# Problem statement
Write out every line below that includes the word "header".

# Dataset records
__________________________________________________

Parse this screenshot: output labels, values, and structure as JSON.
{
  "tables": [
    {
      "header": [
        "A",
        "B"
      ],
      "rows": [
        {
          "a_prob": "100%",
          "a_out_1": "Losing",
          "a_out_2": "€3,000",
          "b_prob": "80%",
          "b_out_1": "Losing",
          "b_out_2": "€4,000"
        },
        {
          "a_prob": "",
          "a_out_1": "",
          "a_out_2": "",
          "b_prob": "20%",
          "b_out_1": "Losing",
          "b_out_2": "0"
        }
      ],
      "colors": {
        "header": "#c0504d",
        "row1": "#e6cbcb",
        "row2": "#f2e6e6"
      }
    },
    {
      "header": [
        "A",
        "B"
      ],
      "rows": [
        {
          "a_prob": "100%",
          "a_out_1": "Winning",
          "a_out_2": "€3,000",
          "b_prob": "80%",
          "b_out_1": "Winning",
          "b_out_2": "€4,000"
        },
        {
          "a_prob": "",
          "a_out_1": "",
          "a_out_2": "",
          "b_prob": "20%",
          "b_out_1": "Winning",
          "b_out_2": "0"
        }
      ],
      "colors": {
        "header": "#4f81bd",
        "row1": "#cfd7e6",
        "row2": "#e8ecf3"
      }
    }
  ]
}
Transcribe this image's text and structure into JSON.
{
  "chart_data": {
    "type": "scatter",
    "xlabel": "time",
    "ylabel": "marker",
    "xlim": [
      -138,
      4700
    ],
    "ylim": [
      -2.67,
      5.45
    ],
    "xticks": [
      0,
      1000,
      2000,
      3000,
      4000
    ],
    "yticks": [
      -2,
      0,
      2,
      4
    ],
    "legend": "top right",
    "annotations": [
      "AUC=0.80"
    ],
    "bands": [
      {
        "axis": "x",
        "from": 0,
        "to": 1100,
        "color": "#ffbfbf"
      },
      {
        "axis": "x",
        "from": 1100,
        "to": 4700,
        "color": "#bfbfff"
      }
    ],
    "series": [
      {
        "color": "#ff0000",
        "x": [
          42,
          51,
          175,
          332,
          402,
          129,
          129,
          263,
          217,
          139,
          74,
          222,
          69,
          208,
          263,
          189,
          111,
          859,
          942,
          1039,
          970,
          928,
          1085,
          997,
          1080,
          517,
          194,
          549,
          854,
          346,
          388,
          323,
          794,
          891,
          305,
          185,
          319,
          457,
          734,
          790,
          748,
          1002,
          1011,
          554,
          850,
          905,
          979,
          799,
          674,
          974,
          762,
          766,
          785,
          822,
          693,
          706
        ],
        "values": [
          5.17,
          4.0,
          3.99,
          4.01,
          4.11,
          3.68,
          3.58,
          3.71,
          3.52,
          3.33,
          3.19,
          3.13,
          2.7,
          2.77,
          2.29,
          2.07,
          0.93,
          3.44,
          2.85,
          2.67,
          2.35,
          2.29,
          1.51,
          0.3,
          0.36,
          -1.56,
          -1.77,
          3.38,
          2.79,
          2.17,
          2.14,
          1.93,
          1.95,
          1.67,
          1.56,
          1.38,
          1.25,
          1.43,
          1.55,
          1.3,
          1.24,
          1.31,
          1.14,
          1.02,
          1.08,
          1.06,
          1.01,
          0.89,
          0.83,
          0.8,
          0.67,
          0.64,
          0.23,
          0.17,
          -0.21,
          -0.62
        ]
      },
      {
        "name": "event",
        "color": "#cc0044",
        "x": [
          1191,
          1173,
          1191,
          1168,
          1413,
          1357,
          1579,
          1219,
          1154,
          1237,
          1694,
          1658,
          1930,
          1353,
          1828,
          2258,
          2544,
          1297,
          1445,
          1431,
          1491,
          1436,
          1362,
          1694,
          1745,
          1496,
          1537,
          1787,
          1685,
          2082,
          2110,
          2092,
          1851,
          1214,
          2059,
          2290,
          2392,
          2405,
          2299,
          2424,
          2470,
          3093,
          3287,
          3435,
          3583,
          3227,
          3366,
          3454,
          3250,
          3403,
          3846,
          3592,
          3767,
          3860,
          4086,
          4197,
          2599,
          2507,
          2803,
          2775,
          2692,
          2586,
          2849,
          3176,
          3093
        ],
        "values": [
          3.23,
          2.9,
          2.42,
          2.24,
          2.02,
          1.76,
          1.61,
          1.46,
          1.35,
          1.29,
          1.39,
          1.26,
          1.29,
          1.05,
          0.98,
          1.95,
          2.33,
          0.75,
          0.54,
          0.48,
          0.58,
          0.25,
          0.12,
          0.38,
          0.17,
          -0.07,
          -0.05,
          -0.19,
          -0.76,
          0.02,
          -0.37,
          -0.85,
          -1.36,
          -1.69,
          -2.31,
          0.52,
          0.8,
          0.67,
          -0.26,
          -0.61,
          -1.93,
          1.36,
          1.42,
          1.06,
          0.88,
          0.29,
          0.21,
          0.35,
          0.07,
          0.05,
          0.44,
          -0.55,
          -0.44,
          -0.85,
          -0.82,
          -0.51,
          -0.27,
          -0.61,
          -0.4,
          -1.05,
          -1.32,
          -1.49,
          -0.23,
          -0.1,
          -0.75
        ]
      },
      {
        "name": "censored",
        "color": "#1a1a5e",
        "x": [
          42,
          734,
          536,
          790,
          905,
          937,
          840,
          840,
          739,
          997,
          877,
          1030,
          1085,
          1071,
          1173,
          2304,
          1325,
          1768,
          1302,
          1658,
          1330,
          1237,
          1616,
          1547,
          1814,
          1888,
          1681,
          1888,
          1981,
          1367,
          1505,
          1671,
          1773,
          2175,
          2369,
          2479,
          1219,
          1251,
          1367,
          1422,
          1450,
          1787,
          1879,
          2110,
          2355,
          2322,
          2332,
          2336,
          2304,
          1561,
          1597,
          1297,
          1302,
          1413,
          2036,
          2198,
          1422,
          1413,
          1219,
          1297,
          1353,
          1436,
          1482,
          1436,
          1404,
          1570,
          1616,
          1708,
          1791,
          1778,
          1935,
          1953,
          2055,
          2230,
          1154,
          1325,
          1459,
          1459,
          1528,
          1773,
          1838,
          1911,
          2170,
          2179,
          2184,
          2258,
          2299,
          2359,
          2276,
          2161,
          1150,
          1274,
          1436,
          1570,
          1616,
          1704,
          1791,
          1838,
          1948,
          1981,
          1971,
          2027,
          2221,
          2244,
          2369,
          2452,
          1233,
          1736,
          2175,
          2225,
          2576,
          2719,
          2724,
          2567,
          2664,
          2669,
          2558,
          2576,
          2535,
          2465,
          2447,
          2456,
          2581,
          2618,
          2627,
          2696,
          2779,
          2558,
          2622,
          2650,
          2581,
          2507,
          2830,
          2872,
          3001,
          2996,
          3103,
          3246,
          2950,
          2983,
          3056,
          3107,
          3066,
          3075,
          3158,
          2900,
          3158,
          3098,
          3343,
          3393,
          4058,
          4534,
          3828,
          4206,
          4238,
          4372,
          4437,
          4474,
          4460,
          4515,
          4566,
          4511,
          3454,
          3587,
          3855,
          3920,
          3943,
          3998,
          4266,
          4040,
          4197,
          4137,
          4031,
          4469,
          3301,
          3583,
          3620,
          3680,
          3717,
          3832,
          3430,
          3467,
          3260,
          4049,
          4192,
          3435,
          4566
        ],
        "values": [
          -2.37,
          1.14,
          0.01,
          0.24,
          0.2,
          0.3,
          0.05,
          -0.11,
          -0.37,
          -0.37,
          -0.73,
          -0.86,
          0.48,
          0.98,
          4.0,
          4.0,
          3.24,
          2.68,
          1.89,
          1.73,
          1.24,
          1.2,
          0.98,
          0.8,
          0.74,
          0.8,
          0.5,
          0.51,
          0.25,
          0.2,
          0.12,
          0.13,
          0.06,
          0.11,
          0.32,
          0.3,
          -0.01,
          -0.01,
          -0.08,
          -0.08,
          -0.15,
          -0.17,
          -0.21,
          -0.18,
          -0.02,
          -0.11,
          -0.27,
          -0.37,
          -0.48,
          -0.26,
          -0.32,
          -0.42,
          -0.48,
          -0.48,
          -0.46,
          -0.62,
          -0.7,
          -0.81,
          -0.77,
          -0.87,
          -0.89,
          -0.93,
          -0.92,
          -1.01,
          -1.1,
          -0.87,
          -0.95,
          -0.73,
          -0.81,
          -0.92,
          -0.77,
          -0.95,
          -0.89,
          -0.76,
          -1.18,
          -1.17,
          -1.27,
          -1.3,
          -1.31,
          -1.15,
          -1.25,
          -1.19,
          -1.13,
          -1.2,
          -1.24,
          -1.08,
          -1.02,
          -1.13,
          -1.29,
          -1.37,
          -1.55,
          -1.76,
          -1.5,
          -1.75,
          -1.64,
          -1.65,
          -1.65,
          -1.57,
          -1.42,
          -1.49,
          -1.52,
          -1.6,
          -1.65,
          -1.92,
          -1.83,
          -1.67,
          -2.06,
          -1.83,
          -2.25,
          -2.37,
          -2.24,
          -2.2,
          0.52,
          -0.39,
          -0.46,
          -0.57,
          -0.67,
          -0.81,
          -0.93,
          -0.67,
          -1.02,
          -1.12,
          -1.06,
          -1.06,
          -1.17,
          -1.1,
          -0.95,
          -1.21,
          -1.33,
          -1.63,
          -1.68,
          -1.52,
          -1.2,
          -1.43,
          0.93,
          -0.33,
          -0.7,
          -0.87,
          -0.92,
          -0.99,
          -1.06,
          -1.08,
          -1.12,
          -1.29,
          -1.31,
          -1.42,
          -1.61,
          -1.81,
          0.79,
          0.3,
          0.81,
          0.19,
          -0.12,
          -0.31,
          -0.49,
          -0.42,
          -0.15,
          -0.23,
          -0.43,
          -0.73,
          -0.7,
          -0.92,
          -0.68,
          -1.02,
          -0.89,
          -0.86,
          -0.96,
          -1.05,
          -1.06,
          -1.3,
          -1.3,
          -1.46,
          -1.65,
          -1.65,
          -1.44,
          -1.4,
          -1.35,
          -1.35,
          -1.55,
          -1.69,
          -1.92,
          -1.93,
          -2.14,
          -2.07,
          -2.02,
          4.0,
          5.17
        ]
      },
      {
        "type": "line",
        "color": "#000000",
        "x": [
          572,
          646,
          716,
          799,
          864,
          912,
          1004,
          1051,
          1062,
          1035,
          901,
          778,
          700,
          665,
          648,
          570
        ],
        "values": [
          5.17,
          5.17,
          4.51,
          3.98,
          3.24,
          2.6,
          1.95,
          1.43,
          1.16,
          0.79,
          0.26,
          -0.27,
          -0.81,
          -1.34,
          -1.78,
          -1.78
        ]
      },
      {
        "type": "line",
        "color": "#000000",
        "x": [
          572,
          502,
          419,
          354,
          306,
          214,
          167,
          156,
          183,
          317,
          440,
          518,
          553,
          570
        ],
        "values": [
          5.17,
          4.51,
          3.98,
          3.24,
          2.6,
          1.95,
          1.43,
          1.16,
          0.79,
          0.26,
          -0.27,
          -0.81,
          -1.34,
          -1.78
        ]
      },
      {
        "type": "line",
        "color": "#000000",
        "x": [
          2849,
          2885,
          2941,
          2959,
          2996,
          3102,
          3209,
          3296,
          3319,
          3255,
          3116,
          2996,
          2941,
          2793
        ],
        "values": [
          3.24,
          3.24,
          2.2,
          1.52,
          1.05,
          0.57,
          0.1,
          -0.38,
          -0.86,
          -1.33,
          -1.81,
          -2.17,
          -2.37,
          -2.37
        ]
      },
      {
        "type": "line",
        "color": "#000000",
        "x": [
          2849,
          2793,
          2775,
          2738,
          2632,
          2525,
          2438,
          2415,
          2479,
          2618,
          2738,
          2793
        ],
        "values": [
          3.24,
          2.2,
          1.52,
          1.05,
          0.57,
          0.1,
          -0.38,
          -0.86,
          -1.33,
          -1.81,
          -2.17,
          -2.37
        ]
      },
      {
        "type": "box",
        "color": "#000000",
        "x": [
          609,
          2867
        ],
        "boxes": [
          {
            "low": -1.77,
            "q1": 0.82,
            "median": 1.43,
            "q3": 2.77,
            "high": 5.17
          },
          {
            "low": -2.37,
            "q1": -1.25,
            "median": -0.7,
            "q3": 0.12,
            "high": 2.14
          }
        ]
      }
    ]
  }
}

__________________________________________________

# Answer to the problem
      "header": [
        "header": "#c0504d",
      "header": [
        "header": "#4f81bd",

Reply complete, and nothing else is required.